Aim of the exercise: Lines containing the word "ipsum" are to be located and copied.
═══ Data entries ═══
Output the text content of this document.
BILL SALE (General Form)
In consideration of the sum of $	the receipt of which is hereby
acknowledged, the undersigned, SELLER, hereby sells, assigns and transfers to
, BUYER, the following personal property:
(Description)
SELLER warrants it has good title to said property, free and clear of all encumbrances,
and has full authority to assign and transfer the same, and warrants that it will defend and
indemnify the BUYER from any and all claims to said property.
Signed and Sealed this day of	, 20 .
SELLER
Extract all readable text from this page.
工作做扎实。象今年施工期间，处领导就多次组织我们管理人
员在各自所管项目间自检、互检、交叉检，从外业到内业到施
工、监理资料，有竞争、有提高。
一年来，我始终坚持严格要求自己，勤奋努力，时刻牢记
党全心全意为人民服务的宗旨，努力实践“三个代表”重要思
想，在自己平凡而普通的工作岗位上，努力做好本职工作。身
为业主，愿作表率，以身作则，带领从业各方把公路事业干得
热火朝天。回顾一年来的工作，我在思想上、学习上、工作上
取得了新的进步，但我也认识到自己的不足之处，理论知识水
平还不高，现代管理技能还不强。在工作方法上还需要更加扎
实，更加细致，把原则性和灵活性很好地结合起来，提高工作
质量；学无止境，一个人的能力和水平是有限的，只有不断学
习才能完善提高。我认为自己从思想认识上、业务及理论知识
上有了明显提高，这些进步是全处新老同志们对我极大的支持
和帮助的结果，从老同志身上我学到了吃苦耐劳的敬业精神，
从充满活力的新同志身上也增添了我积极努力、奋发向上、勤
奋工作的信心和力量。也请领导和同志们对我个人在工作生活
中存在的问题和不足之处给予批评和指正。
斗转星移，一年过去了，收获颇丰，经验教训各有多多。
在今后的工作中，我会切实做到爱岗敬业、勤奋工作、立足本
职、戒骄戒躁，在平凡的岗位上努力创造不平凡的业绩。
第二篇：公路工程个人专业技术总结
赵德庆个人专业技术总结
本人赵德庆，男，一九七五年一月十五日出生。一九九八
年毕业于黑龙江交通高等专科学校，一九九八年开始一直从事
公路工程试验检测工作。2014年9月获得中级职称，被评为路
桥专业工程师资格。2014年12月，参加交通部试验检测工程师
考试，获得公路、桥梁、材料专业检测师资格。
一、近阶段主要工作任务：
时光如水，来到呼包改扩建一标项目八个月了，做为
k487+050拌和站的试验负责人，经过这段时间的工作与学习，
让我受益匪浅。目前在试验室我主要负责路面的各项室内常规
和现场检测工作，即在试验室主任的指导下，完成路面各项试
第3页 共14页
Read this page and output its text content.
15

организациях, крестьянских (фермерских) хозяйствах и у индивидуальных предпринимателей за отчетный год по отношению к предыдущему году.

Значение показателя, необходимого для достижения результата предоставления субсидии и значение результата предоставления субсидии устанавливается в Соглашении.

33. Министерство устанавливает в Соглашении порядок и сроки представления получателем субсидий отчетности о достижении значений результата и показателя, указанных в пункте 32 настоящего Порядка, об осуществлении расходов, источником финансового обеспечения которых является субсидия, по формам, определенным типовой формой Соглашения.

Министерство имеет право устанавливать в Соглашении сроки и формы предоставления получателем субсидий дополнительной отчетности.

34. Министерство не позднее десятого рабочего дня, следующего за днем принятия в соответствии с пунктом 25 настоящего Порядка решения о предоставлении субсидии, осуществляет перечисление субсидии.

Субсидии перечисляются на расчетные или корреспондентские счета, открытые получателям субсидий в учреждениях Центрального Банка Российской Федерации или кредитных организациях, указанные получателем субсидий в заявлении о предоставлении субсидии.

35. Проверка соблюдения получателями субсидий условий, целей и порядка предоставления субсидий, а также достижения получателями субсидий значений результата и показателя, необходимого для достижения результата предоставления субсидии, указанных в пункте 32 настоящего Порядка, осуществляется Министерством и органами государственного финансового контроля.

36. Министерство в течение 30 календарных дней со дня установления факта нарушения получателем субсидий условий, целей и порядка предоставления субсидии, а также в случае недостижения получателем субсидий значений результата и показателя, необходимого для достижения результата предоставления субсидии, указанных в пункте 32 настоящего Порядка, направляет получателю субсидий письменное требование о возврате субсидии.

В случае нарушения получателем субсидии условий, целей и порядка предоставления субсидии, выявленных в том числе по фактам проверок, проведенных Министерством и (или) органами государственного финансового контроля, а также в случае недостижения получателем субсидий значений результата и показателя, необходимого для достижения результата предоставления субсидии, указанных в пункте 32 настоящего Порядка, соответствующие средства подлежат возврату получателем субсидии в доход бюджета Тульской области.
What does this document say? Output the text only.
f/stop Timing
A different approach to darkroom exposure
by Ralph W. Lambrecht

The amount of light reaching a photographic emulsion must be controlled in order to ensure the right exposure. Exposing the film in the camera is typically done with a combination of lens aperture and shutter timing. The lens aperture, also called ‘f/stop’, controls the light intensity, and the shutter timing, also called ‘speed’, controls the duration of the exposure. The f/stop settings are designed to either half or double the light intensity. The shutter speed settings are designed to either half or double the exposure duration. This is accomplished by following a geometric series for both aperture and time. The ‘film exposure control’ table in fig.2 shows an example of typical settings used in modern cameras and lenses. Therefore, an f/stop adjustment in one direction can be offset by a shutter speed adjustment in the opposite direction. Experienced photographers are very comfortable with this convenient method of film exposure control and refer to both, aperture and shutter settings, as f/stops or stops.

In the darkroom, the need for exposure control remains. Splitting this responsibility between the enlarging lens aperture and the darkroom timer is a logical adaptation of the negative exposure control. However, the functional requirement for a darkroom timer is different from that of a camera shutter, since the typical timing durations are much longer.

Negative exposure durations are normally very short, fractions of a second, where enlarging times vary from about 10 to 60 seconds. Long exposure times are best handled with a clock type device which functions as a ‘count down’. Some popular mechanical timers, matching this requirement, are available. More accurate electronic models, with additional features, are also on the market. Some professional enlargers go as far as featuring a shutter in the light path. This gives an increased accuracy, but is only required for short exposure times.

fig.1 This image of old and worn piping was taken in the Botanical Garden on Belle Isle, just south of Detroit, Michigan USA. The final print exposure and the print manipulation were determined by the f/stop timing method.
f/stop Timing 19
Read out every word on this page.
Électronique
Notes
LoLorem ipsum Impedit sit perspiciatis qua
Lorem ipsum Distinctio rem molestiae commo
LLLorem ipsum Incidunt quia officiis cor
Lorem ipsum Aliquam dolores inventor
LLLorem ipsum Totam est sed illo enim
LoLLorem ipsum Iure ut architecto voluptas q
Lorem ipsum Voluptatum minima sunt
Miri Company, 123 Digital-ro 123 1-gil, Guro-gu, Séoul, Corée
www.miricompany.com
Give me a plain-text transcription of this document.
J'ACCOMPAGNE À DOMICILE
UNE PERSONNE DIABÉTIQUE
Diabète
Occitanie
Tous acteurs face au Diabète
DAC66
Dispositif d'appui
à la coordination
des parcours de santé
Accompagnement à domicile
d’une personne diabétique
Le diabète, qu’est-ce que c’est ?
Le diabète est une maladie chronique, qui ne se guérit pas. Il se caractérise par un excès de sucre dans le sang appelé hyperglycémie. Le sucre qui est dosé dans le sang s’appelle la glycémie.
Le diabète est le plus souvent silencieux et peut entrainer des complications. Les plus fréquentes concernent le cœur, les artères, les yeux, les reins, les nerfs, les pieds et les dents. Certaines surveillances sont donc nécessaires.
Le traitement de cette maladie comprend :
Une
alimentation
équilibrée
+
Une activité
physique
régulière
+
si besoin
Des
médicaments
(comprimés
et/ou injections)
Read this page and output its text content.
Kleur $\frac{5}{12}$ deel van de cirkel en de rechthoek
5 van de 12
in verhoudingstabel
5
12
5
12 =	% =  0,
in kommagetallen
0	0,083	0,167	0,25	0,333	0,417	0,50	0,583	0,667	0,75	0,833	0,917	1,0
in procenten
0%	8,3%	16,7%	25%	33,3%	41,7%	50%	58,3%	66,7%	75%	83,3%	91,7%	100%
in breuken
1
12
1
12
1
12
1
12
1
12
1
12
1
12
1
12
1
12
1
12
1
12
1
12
═══
Right answer:
LoLorem ipsum Impedit sit perspiciatis qua
Lorem ipsum Distinctio rem molestiae commo
LLLorem ipsum Incidunt quia officiis cor
Lorem ipsum Aliquam dolores inventor
LLLorem ipsum Totam est sed illo enim
LoLLorem ipsum Iure ut architecto voluptas q
Lorem ipsum Voluptatum minima sunt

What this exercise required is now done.